> **Brief**: Only a number is wanted: how many lines in the records below contain "Pages"?

======== Data for the task

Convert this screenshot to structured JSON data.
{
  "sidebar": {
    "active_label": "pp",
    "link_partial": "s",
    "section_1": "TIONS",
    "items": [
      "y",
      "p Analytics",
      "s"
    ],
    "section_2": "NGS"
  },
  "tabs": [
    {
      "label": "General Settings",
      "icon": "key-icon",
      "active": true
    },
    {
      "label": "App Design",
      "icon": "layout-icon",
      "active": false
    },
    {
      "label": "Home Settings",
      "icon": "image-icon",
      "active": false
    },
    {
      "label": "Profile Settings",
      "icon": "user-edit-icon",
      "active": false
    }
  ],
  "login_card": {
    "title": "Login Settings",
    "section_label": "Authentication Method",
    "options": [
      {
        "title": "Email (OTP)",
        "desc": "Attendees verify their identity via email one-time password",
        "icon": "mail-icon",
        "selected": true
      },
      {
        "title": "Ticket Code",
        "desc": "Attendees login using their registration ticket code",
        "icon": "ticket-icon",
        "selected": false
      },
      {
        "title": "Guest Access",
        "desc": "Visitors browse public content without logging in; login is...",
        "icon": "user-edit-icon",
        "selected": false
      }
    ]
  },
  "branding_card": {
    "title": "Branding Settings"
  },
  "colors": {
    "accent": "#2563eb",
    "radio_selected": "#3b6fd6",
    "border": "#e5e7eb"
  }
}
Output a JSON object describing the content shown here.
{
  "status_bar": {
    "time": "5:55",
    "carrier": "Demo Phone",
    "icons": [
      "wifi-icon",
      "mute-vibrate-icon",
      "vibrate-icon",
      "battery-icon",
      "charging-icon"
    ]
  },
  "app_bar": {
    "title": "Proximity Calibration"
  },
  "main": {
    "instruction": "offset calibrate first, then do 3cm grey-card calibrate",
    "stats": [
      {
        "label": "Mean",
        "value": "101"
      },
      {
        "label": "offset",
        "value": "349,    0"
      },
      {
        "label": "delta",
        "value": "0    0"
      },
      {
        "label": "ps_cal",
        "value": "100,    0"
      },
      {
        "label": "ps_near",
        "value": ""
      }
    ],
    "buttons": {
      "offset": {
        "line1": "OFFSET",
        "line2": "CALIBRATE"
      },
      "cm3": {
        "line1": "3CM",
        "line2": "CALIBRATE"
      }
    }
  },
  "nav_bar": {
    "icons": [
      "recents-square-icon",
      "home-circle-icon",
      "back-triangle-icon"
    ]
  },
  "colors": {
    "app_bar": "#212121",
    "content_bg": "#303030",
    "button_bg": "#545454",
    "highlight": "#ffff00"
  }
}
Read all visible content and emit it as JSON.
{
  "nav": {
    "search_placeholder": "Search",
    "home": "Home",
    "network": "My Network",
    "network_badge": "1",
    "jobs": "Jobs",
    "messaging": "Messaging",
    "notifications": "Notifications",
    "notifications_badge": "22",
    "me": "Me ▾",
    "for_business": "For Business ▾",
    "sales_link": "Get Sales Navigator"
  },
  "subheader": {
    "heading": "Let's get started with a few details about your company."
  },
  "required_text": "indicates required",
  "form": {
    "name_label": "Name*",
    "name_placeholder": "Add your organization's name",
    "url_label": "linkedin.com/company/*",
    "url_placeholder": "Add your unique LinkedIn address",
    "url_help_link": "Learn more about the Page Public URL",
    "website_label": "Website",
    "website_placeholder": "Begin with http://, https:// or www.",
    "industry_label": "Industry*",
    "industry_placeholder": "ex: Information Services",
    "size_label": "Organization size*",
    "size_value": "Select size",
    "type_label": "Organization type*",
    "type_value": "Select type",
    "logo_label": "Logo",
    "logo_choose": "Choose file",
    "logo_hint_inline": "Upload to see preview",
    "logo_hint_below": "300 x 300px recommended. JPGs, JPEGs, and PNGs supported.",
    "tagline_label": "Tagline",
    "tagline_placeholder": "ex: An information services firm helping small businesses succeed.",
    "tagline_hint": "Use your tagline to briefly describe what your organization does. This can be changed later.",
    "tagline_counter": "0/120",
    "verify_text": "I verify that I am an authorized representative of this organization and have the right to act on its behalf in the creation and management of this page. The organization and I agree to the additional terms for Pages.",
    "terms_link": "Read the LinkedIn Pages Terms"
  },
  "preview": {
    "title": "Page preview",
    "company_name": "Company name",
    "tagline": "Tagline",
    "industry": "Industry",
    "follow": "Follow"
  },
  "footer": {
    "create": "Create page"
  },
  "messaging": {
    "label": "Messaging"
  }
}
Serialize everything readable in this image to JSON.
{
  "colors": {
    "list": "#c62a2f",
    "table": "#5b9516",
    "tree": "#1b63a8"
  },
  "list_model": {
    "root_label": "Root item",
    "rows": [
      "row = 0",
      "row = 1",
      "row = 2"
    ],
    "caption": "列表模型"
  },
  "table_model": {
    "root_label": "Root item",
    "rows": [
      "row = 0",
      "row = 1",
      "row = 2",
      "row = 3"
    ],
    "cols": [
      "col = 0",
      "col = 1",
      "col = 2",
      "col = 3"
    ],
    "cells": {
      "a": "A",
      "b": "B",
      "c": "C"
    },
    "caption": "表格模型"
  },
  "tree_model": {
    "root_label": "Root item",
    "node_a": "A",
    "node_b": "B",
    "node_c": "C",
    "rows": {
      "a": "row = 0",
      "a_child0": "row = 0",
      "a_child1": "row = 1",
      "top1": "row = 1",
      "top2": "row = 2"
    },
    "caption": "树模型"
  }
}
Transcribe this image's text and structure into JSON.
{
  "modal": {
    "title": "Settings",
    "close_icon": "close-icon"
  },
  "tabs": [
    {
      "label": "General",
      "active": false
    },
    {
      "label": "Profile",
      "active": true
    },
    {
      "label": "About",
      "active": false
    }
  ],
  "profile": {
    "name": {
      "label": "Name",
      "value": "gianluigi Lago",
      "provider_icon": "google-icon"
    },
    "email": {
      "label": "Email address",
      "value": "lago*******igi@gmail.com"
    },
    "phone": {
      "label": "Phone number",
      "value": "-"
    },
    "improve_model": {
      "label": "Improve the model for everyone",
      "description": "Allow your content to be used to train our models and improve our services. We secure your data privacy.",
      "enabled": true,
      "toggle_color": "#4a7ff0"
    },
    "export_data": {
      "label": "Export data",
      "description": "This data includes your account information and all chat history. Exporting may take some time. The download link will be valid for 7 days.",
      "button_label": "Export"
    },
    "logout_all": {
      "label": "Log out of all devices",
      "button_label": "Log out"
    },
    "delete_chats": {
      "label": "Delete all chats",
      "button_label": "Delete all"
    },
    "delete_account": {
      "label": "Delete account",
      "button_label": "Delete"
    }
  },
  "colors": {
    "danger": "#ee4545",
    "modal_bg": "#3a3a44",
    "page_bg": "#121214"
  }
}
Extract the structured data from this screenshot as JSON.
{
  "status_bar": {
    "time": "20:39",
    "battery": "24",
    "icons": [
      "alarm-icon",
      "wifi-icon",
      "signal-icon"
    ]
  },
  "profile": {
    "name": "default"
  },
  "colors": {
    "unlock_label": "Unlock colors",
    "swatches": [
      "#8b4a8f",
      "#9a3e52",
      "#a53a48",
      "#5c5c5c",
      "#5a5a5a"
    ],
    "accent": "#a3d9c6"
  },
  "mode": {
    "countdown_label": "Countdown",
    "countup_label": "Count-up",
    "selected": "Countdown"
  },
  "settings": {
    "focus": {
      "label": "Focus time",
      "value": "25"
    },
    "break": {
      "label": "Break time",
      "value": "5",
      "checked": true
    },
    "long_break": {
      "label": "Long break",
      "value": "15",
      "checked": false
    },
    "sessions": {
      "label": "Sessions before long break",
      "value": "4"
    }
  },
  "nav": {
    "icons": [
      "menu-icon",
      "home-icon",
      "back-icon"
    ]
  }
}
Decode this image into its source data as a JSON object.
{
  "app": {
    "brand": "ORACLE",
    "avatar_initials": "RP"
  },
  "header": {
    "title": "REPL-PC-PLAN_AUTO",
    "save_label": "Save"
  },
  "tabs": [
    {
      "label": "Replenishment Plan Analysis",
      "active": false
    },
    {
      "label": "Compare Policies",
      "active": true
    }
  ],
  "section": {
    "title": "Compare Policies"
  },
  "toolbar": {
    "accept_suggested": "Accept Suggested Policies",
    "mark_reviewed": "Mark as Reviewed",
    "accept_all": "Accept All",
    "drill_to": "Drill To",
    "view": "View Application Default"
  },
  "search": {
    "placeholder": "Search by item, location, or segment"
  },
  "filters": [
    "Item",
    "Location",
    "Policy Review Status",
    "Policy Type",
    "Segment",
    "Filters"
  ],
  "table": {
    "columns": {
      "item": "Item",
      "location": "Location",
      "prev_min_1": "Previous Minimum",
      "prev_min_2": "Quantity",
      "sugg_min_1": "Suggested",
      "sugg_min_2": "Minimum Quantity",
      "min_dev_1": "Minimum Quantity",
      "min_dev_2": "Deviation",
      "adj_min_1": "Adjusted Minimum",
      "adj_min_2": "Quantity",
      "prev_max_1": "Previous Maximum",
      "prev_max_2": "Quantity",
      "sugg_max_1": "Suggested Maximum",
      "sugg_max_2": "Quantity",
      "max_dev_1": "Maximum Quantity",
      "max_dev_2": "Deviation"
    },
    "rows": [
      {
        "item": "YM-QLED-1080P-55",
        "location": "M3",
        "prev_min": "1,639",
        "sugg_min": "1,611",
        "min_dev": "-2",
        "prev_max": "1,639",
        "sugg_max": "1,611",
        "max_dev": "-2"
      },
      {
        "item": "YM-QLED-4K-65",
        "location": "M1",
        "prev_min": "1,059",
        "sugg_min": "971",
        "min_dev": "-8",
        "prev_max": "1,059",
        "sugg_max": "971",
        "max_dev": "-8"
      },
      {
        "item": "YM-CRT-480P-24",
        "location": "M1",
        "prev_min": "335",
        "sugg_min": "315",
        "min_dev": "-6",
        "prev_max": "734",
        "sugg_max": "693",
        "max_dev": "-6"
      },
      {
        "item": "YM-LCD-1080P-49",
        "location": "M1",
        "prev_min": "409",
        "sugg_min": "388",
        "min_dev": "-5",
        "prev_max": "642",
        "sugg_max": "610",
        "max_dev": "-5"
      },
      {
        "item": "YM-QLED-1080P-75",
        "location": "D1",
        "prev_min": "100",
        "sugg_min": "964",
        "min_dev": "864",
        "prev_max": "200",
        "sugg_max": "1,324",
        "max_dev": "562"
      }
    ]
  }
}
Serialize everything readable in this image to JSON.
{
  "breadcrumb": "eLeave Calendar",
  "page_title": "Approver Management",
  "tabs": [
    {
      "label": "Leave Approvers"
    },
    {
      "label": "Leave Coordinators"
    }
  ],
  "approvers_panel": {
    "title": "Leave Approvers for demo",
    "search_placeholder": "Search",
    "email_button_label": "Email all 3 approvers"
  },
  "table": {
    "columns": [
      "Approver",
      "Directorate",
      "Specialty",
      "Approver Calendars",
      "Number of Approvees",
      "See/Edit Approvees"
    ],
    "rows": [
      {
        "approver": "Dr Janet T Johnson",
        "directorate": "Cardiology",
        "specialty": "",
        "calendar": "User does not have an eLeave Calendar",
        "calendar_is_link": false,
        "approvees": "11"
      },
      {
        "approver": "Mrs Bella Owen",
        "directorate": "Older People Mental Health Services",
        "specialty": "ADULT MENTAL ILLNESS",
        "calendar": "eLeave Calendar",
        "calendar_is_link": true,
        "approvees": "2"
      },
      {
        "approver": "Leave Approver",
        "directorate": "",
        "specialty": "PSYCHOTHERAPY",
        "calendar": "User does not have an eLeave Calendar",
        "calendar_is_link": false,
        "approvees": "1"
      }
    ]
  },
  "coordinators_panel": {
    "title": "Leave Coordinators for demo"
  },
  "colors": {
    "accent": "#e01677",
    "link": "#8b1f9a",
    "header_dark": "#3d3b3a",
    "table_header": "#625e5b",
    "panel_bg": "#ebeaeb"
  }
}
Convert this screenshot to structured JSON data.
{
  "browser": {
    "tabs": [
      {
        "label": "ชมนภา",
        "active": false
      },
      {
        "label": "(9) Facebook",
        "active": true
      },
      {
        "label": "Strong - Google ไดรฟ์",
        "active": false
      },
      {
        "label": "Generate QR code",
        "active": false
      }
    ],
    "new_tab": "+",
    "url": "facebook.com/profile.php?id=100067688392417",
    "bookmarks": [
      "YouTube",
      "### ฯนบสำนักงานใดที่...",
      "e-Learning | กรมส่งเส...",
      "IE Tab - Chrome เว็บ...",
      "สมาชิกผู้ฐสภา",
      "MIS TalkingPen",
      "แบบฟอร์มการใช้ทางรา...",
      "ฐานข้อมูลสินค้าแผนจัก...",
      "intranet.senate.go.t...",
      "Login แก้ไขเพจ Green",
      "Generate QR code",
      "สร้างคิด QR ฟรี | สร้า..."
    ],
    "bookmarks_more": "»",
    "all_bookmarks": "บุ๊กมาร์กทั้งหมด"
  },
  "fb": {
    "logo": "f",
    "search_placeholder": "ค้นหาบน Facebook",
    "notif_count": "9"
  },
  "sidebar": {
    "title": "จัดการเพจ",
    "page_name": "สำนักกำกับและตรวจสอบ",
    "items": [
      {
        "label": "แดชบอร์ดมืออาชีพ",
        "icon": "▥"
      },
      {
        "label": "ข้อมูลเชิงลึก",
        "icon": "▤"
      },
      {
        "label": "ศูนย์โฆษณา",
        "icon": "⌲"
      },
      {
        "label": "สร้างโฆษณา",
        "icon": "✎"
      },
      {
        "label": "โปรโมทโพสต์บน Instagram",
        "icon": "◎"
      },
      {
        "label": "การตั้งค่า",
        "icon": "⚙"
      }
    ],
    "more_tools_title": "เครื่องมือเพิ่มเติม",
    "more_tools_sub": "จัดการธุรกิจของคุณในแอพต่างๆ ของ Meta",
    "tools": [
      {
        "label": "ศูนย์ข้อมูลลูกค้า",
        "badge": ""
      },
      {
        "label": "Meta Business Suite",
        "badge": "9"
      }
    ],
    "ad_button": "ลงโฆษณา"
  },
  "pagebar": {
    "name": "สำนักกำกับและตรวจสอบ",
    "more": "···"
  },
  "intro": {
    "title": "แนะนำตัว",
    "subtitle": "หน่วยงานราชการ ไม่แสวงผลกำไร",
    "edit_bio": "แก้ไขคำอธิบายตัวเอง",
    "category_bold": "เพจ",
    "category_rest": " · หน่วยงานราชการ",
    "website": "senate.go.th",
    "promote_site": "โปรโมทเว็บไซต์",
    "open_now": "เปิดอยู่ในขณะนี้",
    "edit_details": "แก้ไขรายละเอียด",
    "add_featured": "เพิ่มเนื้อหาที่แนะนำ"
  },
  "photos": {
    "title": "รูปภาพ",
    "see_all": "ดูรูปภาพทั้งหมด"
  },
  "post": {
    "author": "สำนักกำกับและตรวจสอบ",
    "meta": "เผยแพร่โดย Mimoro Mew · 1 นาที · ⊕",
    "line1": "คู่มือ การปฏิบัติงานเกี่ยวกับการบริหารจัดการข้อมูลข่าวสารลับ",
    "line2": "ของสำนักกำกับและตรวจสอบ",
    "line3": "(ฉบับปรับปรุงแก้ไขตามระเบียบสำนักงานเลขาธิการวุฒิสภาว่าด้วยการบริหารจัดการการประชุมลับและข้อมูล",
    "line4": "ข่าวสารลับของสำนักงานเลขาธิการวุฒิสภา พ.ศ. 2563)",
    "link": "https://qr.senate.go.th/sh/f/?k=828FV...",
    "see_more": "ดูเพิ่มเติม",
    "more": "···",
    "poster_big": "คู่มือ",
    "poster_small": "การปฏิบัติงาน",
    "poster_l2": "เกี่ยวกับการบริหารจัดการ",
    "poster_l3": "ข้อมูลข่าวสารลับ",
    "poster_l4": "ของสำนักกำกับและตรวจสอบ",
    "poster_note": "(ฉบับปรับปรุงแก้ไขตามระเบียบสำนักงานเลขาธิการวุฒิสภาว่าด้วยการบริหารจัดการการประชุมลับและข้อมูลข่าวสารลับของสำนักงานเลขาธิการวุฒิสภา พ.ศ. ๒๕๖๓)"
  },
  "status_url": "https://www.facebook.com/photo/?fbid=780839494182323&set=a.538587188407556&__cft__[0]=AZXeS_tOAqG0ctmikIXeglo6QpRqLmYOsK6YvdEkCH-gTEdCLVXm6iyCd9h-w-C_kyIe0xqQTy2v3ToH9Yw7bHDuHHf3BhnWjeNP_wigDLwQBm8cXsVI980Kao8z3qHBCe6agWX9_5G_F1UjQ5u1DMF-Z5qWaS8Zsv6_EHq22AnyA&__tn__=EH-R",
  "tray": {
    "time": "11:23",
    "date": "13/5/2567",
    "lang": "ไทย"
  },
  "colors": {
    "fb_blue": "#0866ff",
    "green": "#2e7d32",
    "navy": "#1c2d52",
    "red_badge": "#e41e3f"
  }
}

================

> **Exercise response**: 2